Task: Pick out all lines with the word "расходного" from the records that follow.

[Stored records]
BEGIN

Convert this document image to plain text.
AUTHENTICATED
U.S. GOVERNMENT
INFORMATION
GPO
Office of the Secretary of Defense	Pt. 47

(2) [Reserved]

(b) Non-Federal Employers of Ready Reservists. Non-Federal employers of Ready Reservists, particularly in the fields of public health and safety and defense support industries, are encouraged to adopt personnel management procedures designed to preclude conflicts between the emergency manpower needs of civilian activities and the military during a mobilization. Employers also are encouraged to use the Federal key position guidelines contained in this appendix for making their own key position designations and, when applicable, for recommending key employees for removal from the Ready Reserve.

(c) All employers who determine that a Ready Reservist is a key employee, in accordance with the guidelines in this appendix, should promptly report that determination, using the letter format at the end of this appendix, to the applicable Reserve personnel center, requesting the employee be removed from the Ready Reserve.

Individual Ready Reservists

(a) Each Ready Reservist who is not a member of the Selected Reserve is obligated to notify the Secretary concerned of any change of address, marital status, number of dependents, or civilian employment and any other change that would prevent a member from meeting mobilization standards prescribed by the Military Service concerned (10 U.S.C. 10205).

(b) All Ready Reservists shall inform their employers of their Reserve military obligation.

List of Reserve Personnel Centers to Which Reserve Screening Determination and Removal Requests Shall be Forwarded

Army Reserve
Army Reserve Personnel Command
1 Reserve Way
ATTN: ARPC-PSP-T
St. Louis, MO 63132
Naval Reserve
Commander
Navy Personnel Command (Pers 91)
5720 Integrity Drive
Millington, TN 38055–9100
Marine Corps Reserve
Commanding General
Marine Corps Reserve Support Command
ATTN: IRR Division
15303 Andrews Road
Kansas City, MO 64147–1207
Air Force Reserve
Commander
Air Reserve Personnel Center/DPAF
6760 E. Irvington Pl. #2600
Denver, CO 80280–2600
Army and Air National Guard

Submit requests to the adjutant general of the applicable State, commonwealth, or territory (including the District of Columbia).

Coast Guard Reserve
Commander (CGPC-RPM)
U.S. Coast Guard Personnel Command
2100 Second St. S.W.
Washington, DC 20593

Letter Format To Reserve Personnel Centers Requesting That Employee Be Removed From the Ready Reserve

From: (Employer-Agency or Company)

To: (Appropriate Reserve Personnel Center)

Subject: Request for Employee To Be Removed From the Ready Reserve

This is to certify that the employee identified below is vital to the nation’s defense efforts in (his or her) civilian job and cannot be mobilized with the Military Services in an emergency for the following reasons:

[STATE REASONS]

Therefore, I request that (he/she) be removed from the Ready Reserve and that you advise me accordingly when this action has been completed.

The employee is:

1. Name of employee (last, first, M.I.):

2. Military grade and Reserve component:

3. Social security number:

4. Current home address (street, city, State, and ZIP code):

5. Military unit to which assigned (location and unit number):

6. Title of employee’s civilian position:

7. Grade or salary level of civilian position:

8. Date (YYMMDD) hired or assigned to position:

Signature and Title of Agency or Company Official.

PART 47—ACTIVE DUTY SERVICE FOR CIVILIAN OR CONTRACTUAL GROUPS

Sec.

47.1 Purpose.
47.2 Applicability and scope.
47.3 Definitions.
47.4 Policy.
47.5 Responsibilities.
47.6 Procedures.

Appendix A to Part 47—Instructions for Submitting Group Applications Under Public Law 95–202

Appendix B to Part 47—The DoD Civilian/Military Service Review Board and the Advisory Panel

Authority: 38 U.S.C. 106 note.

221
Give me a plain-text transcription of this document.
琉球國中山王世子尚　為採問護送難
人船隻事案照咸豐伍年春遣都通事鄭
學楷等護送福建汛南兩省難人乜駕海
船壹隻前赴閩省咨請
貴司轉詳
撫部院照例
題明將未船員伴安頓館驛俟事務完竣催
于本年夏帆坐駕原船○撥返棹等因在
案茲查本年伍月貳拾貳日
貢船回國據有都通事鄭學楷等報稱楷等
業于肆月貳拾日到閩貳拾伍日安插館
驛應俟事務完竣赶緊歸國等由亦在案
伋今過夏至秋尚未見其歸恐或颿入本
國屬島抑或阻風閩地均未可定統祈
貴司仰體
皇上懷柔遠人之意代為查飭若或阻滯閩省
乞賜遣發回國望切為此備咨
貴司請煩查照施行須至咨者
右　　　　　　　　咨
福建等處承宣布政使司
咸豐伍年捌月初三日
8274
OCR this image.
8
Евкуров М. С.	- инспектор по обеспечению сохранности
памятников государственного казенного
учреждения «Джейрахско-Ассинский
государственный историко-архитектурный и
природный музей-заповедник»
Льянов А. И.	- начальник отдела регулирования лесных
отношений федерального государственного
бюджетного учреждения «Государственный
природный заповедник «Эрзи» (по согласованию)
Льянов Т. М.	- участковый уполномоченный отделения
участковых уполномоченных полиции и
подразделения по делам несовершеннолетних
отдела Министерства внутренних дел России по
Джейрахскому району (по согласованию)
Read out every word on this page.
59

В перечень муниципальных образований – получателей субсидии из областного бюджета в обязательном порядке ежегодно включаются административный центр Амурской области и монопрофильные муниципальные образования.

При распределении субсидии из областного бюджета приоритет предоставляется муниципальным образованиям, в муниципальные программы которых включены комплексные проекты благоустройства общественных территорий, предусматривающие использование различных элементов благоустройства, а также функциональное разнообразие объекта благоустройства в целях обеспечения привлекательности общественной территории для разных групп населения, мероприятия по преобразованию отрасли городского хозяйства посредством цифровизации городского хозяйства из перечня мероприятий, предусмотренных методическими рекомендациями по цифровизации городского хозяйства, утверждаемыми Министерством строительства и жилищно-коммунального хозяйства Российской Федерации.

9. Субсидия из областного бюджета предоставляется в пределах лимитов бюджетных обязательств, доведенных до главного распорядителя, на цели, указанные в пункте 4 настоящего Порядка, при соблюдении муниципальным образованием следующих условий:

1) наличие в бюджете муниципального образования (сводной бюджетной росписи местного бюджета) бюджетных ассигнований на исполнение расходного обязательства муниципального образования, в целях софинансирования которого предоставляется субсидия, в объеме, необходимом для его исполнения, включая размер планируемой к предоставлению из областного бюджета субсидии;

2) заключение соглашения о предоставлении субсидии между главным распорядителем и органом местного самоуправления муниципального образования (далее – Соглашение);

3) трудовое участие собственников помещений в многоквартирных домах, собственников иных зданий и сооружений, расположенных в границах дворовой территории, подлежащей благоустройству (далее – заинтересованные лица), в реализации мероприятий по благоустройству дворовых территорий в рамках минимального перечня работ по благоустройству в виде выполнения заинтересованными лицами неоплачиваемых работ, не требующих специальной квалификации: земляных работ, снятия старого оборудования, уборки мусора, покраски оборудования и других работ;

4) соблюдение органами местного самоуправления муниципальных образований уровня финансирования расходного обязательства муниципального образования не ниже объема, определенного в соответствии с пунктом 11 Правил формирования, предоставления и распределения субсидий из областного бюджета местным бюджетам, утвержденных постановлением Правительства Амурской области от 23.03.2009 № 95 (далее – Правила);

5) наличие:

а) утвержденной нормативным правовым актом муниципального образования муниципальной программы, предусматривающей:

END

The solution:
1) наличие в бюджете муниципального образования (сводной бюджетной росписи местного бюджета) бюджетных ассигнований на исполнение расходного обязательства муниципального образования, в целях софинансирования которого предоставляется субсидия, в объеме, необходимом для его исполнения, включая размер планируемой к предоставлению из областного бюджета субсидии;
4) соблюдение органами местного самоуправления муниципальных образований уровня финансирования расходного обязательства муниципального образования не ниже объема, определенного в соответствии с пунктом 11 Правил формирования, предоставления и распределения субсидий из областного бюджета местным бюджетам, утвержденных постановлением Правительства Амурской области от 23.03.2009 № 95 (далее – Правила);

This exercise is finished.